● Testo da leggere
Voto: 
5.0 / 10
Autore: 
Gioele Nasi
Genere: 
Etichetta: 
Goregorecords/Aural Music
Anno: 
2007
Line-Up: 

Dave Murray – Batteria e Voce
Wally Scharold – Chitarra ritmica
Rob Pumpelly – Chitarra ritmica
Aaron Ortiz – Voce
Sami Di – Basso
Ospiti:
Kevin Kmetz – Chitarra solista
Dan Robbins – Basso Solista (Jazz)
John MacMurphy – Basso Solista (Metal)
Mike Johnson – Chitarra acustiche, chitarre aggiunte
Margaret Goldberg – Voce aggiunta
Richard Hoagland – Voci campionate, registrate

Tracklist: 

1. Introduction
2. Short Forevers
3. Expropriated
4. Protocultures
5. Staring Back
6. Involuntary
7. Ripe for the Killing
8. Constant
9. Speculum of the New Race

Tholus

Constant

Gli statunitensi Tholus sono la band con cui la Goregorecords, sotto-etichetta della Aural, ha deciso di ritornare in pista dopo una ‘partenza abortita’ risalente al 2003, episodio che aveva visto questa piccola label pubblicare uno split fra 3 Death-Metal bands italiche e poi sparire, fino a questa ‘resurrezione’ odierna.
I Tholus dal canto loro non sembrano aver avuto una storia meno travagliata: attivo fin dai primi anni ’90, il combo californiano non produsse alcunché di concreto e finì per sparire senza dare traccia di sé al mondo musicale; il punto di svolta fu il 2004, in cui i lavori sul progetto Tholus furono ripresi dal fondatore Mike Johnson che, tuttavia, risultò incapace di portarli a termine e dovette affidare il compito di terminare il processo di elaborazione del materiale musicale ad un altro dei membri originari della band, il batterista Dave Murray.

Murray ha assemblato una line-up nuova di zecca e contattato una marea di ospiti, portando infine a compimento il progetto su cui i Tholus hanno lavorato: il risultato ottenuto è “Constant”, concept-album alieno che si espande per tre quarti d’ora di Death Metal brutale e tecnico il cui intento è quello di ricollegarsi sia alla potenza dei Carcass e dei Cannibal Corpse che alle complesse evoluzioni dei Death.

● Esercizio assegnato
Risponda alle seguenti domande sulla recensione:
(a) A quale anno risale la "partenza abortita" della Goregorecords?
(b) A quale membro originario della band Mike Johnson affidò il compito di terminare l'elaborazione del materiale musicale?
(c) Per quanto tempo si espande "Constant" secondo la recensione?

● Dati forniti
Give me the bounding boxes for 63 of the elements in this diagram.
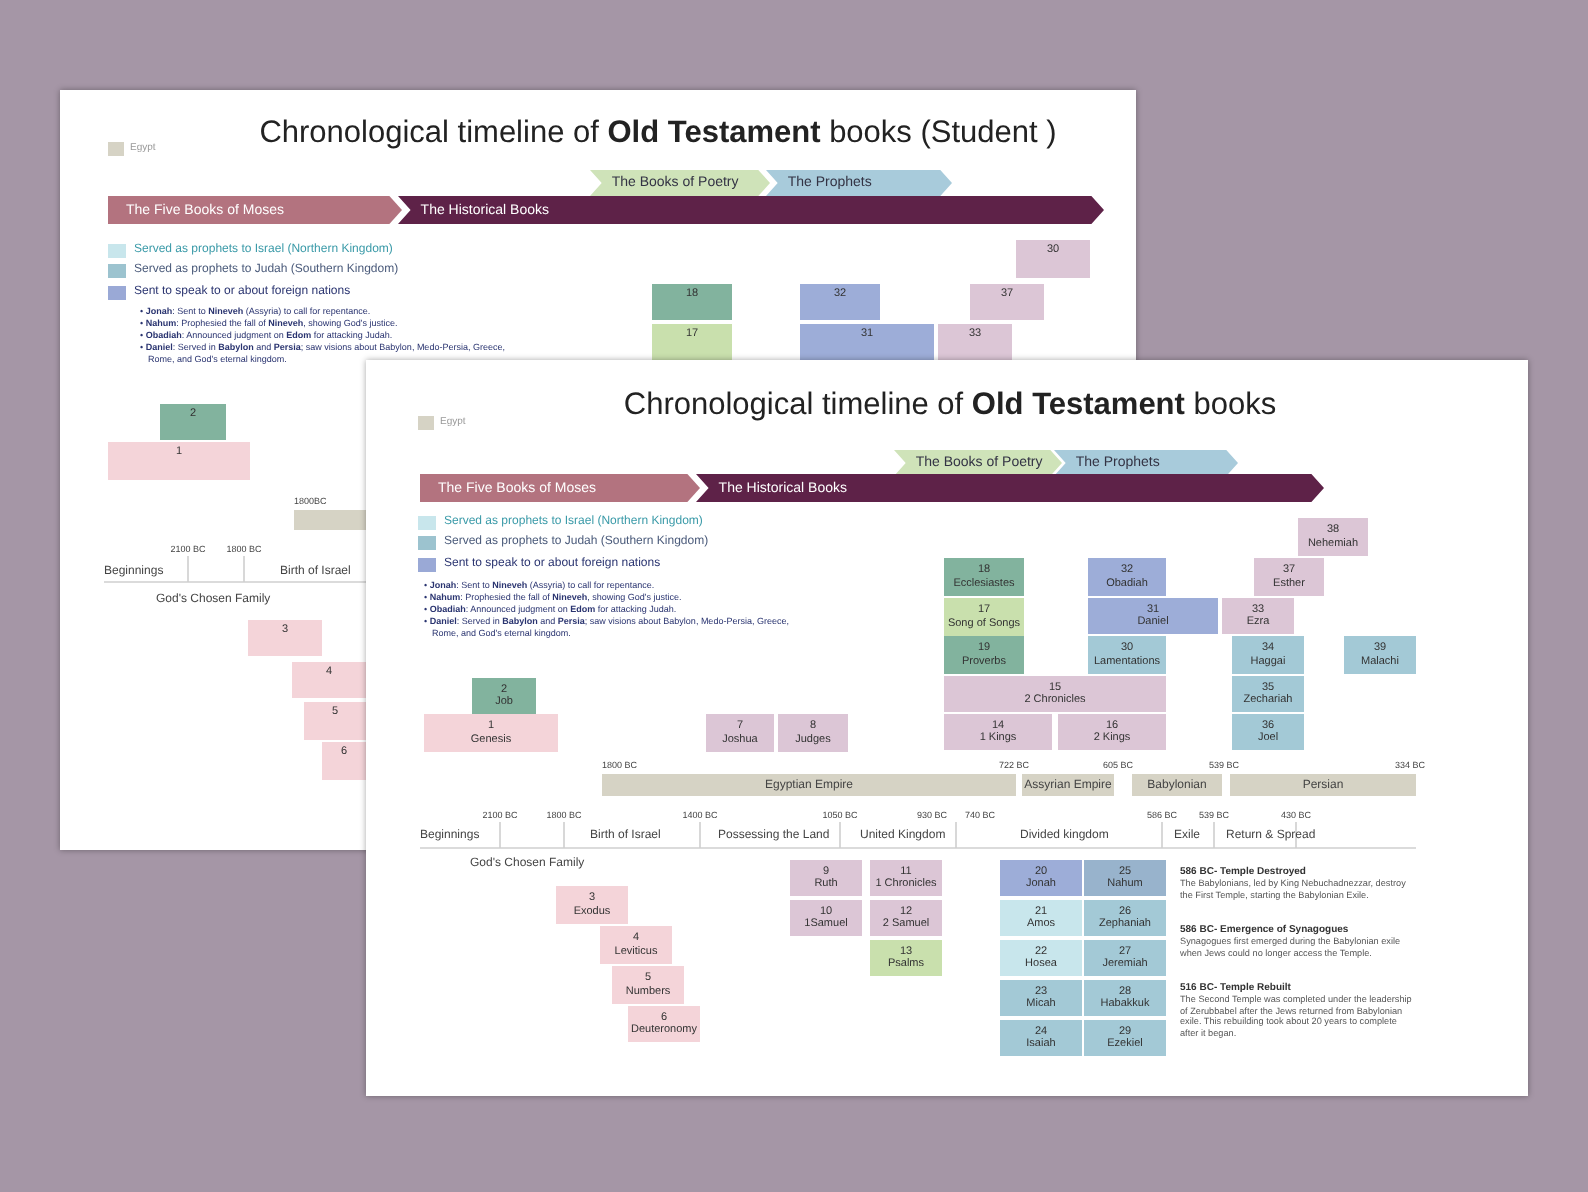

● Risposta attesa
(a) Al 2003.
(b) Al batterista Dave Murray.
(c) Per tre quarti d'ora.